Problem to solve - From the listing below, pick out each line with the word "определяется".

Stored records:
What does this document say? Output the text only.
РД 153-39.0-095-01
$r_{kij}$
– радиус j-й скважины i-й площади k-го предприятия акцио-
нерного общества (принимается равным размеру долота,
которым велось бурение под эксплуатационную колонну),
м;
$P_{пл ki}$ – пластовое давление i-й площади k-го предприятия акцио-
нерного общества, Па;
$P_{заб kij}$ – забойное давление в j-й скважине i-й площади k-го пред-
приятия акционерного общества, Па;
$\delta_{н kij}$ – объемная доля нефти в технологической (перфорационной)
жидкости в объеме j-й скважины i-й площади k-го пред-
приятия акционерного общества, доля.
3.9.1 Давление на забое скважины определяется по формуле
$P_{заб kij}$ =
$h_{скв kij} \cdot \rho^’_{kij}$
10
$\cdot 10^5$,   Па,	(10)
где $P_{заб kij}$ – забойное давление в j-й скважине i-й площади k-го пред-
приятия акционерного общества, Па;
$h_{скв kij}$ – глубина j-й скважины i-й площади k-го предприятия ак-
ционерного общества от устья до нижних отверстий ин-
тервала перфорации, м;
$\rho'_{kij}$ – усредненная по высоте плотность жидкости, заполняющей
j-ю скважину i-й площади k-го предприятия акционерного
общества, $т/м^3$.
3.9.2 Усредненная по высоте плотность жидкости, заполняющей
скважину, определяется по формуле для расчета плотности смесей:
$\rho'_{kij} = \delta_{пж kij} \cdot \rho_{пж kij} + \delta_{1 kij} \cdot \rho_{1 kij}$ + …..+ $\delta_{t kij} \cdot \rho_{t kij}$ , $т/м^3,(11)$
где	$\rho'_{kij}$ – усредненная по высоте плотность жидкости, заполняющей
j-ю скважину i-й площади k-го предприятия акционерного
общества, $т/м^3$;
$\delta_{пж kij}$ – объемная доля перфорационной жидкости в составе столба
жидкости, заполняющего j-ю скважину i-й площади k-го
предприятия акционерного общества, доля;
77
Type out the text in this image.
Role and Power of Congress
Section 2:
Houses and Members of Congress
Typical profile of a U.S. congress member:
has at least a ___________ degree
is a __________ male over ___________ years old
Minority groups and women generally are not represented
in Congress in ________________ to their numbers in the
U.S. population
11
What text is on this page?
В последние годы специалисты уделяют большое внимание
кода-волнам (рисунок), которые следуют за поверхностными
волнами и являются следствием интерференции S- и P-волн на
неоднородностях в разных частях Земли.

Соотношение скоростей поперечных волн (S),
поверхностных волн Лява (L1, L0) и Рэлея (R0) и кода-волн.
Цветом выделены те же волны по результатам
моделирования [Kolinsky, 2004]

Reply -
3.9.1 Давление на забое скважины определяется по формуле
скважину, определяется по формуле для расчета плотности смесей:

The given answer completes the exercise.